> _WORK TO DO_: Pick every line from the data that holds the word "JSON".

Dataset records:

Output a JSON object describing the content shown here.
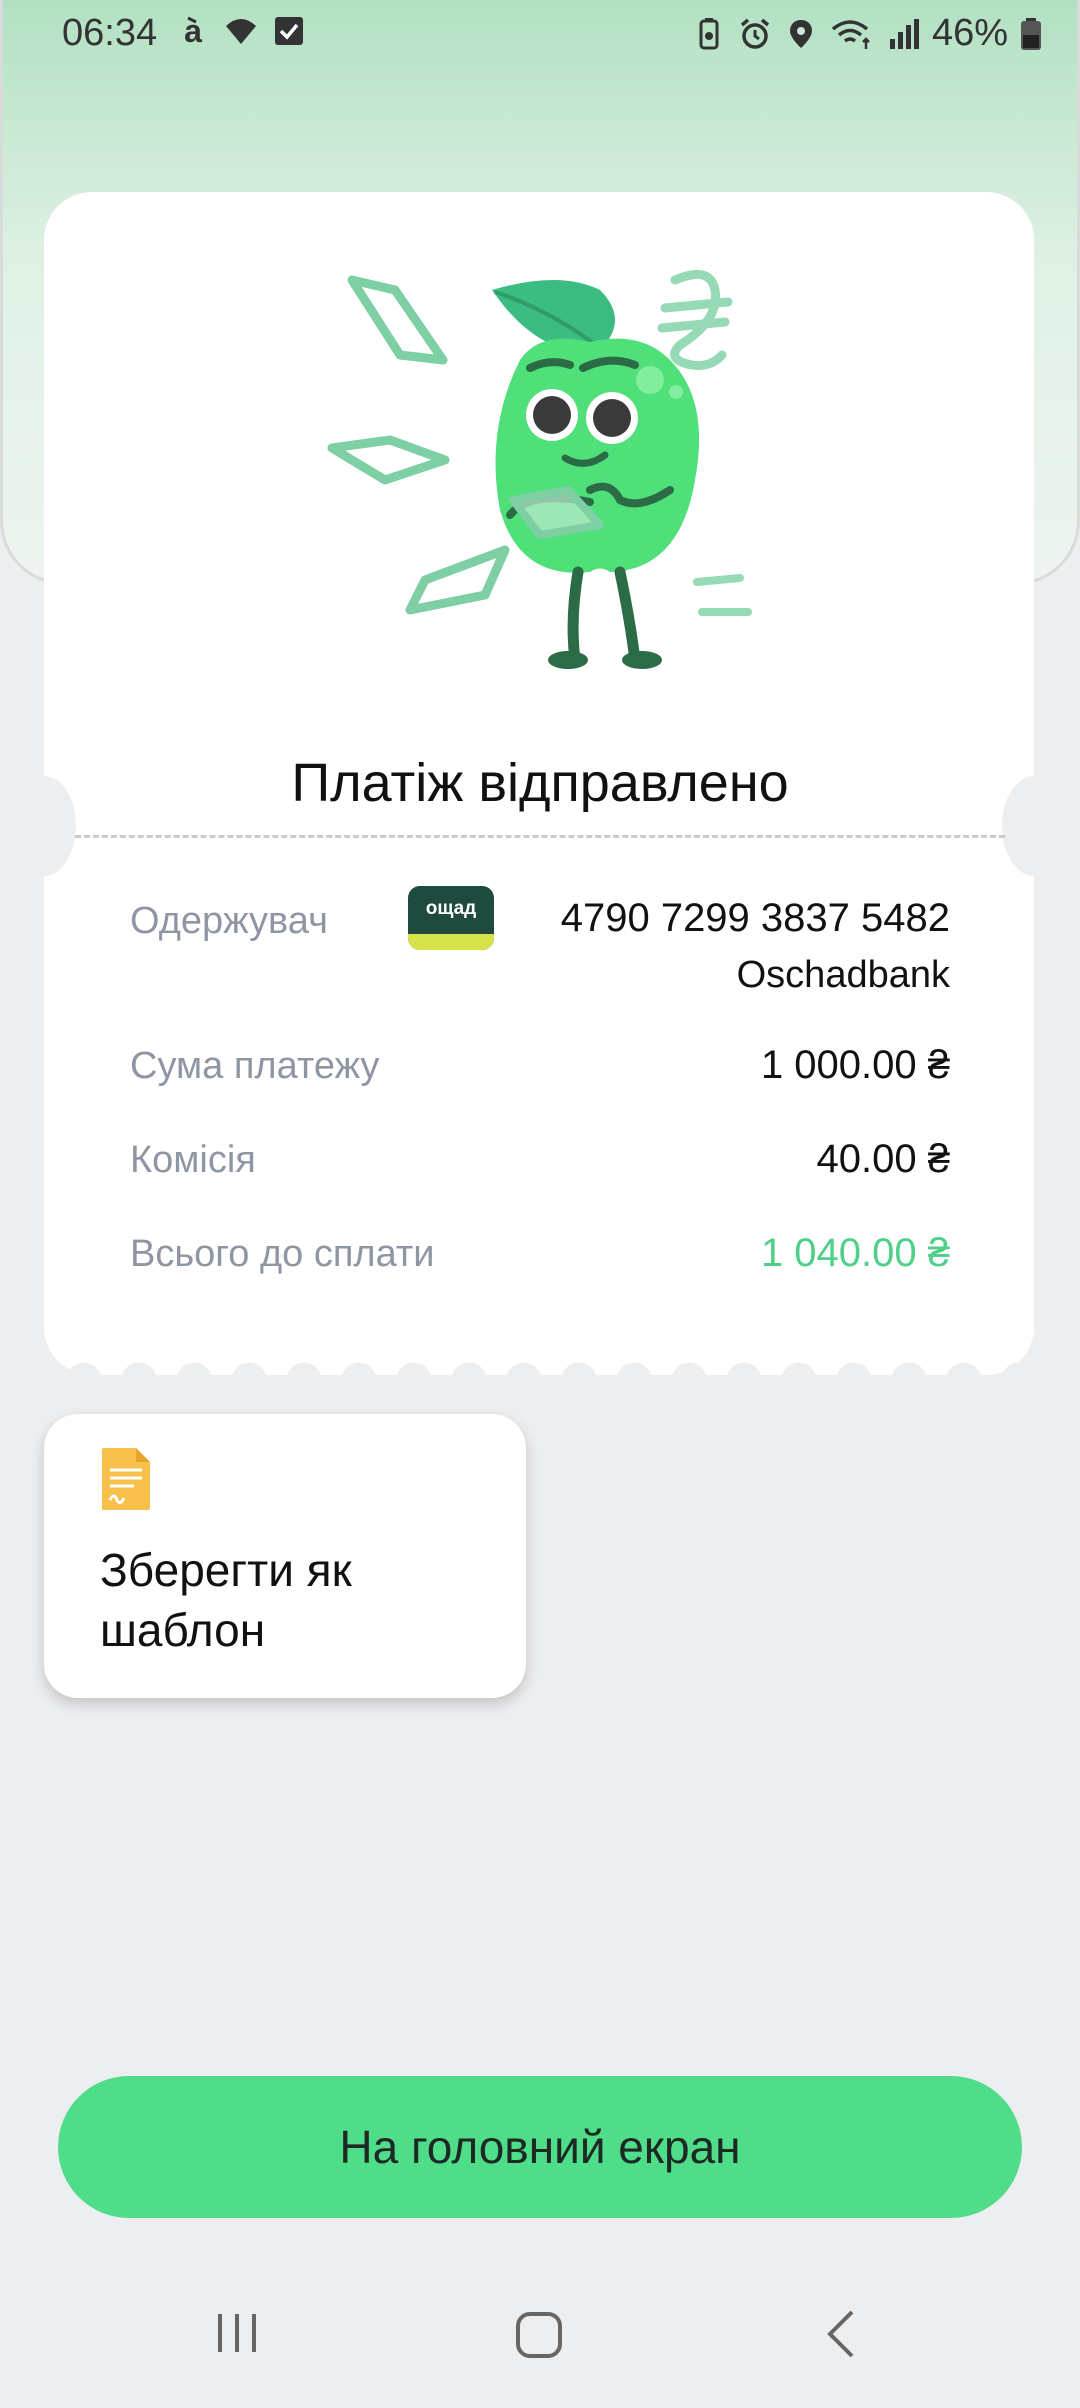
{
  "status_bar": {
    "time": "06:34",
    "battery": "46%",
    "icons_left": [
      "a-app-icon",
      "wifi-icon",
      "checkbox-icon"
    ],
    "icons_right": [
      "battery-saver-icon",
      "alarm-icon",
      "location-icon",
      "wifi-calling-icon",
      "signal-icon",
      "battery-icon"
    ]
  },
  "receipt": {
    "title": "Платіж відправлено",
    "recipient_label": "Одержувач",
    "bank_logo_text": "ощад",
    "card_number": "4790 7299 3837 5482",
    "bank_name": "Oschadbank",
    "amount_label": "Сума платежу",
    "amount_value": "1 000.00 ₴",
    "fee_label": "Комісія",
    "fee_value": "40.00 ₴",
    "total_label": "Всього до сплати",
    "total_value": "1 040.00 ₴"
  },
  "save_template": {
    "label": "Зберегти як шаблон",
    "icon": "document-icon"
  },
  "main_button": {
    "label": "На головний екран"
  },
  "nav_bar": {
    "items": [
      "recent-apps-icon",
      "home-icon",
      "back-icon"
    ]
  },
  "colors": {
    "accent": "#4fdd8a",
    "total": "#4fcf88",
    "background": "#eceef0"
  }
}
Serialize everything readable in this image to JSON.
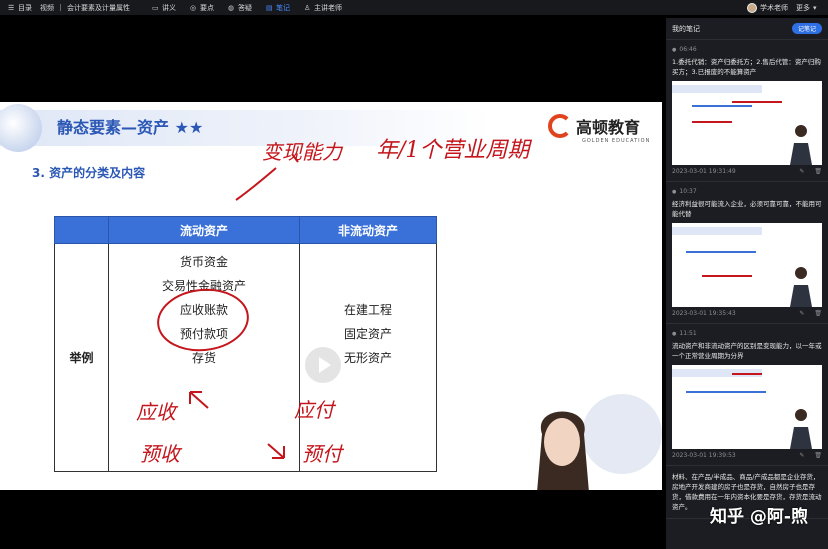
{
  "topbar": {
    "menu": "目录",
    "course": "视频",
    "chapter": "会计要素及计量属性",
    "tabs": [
      "讲义",
      "要点",
      "答疑",
      "笔记",
      "主讲老师"
    ],
    "teacher": "学术老师",
    "more": "更多"
  },
  "slide": {
    "title": "静态要素—资产",
    "stars": "★★",
    "logo": "高顿教育",
    "logo_sub": "GOLDEN EDUCATION",
    "subtitle": "3.   资产的分类及内容",
    "col1": "流动资产",
    "col2": "非流动资产",
    "row_label": "举例",
    "current_assets": [
      "货币资金",
      "交易性金融资产",
      "应收账款",
      "预付款项",
      "存货"
    ],
    "noncurrent_assets": [
      "在建工程",
      "固定资产",
      "无形资产"
    ]
  },
  "handwriting": {
    "top_left": "变现能力",
    "top_right": "年/1个营业周期",
    "bottom_1": "应收",
    "bottom_2": "应付",
    "bottom_3": "预收",
    "bottom_4": "预付"
  },
  "notes": {
    "title": "我的笔记",
    "button": "记笔记",
    "items": [
      {
        "time": "06:46",
        "text": "1.委托代销：资产归委托方；2.售后代管：资产归购买方；3.已报废的不能算资产",
        "date": "2023-03-01 19:31:49"
      },
      {
        "time": "10:37",
        "text": "经济利益很可能流入企业，必须可靠可靠，不能用可能代替",
        "date": "2023-03-01 19:35:43"
      },
      {
        "time": "11:51",
        "text": "流动资产和非流动资产的区别是变现能力，以一年或一个正常营业周期为分界",
        "date": "2023-03-01 19:39:53"
      },
      {
        "time": "",
        "text": "材料、在产品/半成品、商品/产成品都是企业存货，房地产开发商建的房子也是存货，自然房子也是存货，借款费用在一年内资本化要是存货，存货是流动资产。",
        "date": ""
      }
    ]
  },
  "watermark": "知乎 @阿-煦",
  "colors": {
    "accent": "#2f6fe4",
    "slide_blue": "#2b57b5",
    "table_head": "#3a71d8",
    "ink_red": "#c4161c"
  }
}
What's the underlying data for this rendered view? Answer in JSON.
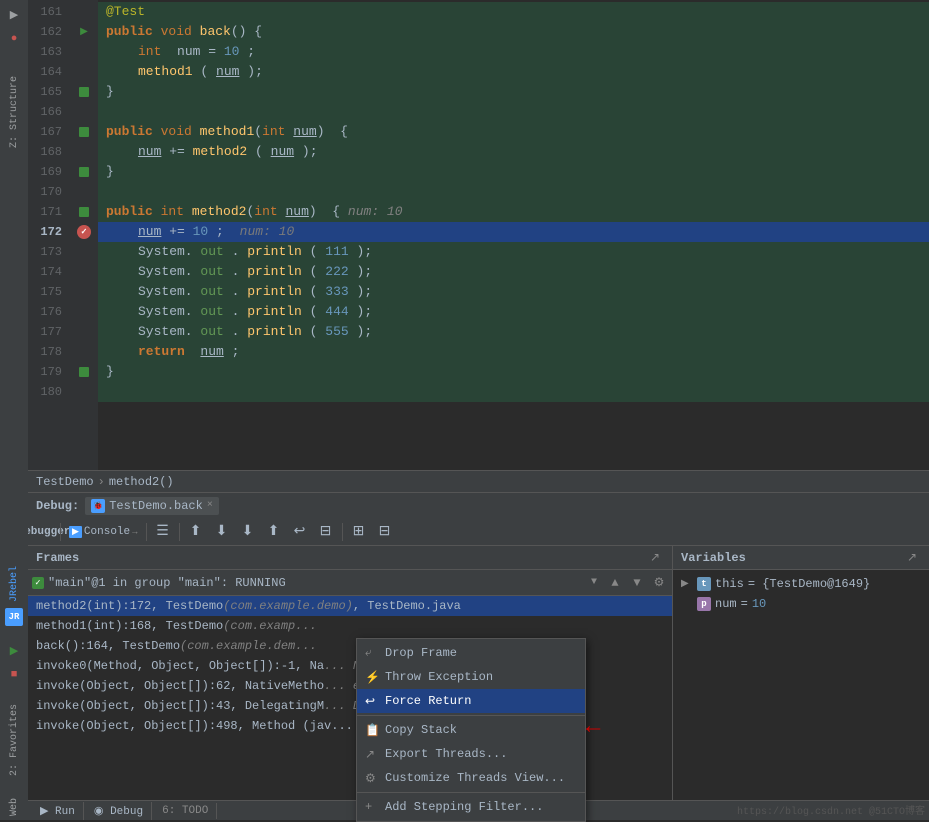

> _SOLUTION TO THIS TASK_:
Output a JSON object describing the content shown here.
Serialize everything readable in this image to JSON.
What's the underlying data for this rendered view? Answer in JSON.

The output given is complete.